— start —

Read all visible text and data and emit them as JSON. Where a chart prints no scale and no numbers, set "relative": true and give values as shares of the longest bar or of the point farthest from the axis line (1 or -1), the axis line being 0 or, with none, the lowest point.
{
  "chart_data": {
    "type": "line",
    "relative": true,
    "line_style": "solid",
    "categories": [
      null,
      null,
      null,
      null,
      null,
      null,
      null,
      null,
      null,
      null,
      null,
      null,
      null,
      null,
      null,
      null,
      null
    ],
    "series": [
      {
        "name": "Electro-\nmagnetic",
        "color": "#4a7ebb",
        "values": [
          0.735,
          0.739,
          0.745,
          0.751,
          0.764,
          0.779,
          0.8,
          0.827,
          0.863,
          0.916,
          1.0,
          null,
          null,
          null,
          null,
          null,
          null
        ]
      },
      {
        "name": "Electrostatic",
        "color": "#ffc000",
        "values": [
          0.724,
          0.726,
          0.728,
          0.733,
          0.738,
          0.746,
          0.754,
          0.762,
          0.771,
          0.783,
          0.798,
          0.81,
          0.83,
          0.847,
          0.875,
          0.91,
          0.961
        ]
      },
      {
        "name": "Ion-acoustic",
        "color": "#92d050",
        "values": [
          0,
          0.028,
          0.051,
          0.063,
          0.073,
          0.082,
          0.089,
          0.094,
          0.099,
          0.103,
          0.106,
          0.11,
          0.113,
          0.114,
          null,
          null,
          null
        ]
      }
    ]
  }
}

— end —

Repeat every record exactly as written, please.

### FINISHED ANSWER
Read all visible text and data and emit them as JSON. Where a chart prints no scale and no numbers, set "relative": true and give values as shares of the longest bar or of the point farthest from the axis line (1 or -1), the axis line being 0 or, with none, the lowest point.
{
  "chart_data": {
    "type": "line",
    "relative": true,
    "line_style": "solid",
    "categories": [
      null,
      null,
      null,
      null,
      null,
      null,
      null,
      null,
      null,
      null,
      null,
      null,
      null,
      null,
      null,
      null,
      null
    ],
    "series": [
      {
        "name": "Electro-\nmagnetic",
        "color": "#4a7ebb",
        "values": [
          0.735,
          0.739,
          0.745,
          0.751,
          0.764,
          0.779,
          0.8,
          0.827,
          0.863,
          0.916,
          1.0,
          null,
          null,
          null,
          null,
          null,
          null
        ]
      },
      {
        "name": "Electrostatic",
        "color": "#ffc000",
        "values": [
          0.724,
          0.726,
          0.728,
          0.733,
          0.738,
          0.746,
          0.754,
          0.762,
          0.771,
          0.783,
          0.798,
          0.81,
          0.83,
          0.847,
          0.875,
          0.91,
          0.961
        ]
      },
      {
        "name": "Ion-acoustic",
        "color": "#92d050",
        "values": [
          0,
          0.028,
          0.051,
          0.063,
          0.073,
          0.082,
          0.089,
          0.094,
          0.099,
          0.103,
          0.106,
          0.11,
          0.113,
          0.114,
          null,
          null,
          null
        ]
      }
    ]
  }
}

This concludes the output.